Given exercise:
Transcribe the records that follow. Keep every word exactly, and drop the pictures.

** Begin **

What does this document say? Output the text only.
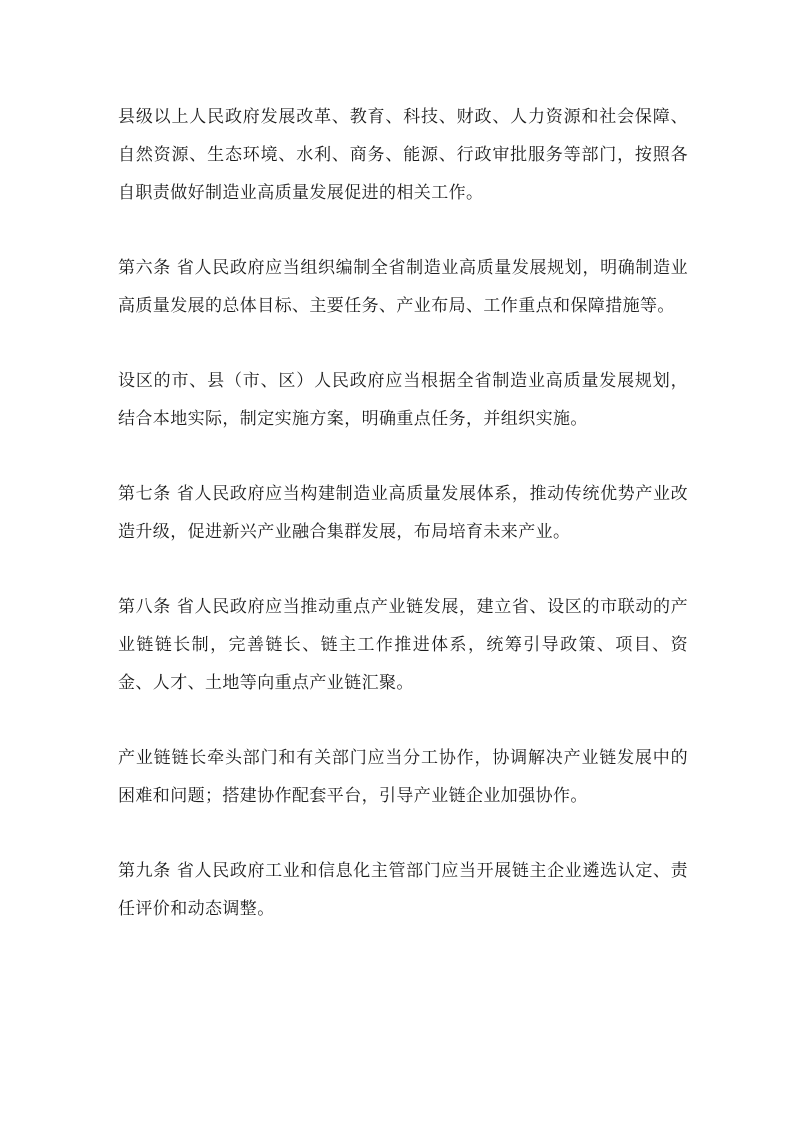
县级以上人民政府发展改革、教育、科技、财政、人力资源和社会保障、自然资源、生态环境、水利、商务、能源、行政审批服务等部门，按照各自职责做好制造业高质量发展促进的相关工作。

第六条 省人民政府应当组织编制全省制造业高质量发展规划，明确制造业高质量发展的总体目标、主要任务、产业布局、工作重点和保障措施等。

设区的市、县（市、区）人民政府应当根据全省制造业高质量发展规划，结合本地实际，制定实施方案，明确重点任务，并组织实施。

第七条 省人民政府应当构建制造业高质量发展体系，推动传统优势产业改造升级，促进新兴产业融合集群发展，布局培育未来产业。

第八条 省人民政府应当推动重点产业链发展，建立省、设区的市联动的产业链链长制，完善链长、链主工作推进体系，统筹引导政策、项目、资金、人才、土地等向重点产业链汇聚。

产业链链长牵头部门和有关部门应当分工协作，协调解决产业链发展中的困难和问题；搭建协作配套平台，引导产业链企业加强协作。

第九条 省人民政府工业和信息化主管部门应当开展链主企业遴选认定、责任评价和动态调整。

** End **

Response:
What does this document say? Output the text only.
县级以上人民政府发展改革、教育、科技、财政、人力资源和社会保障、自然资源、生态环境、水利、商务、能源、行政审批服务等部门，按照各自职责做好制造业高质量发展促进的相关工作。

第六条 省人民政府应当组织编制全省制造业高质量发展规划，明确制造业高质量发展的总体目标、主要任务、产业布局、工作重点和保障措施等。

设区的市、县（市、区）人民政府应当根据全省制造业高质量发展规划，结合本地实际，制定实施方案，明确重点任务，并组织实施。

第七条 省人民政府应当构建制造业高质量发展体系，推动传统优势产业改造升级，促进新兴产业融合集群发展，布局培育未来产业。

第八条 省人民政府应当推动重点产业链发展，建立省、设区的市联动的产业链链长制，完善链长、链主工作推进体系，统筹引导政策、项目、资金、人才、土地等向重点产业链汇聚。

产业链链长牵头部门和有关部门应当分工协作，协调解决产业链发展中的困难和问题；搭建协作配套平台，引导产业链企业加强协作。

第九条 省人民政府工业和信息化主管部门应当开展链主企业遴选认定、责任评价和动态调整。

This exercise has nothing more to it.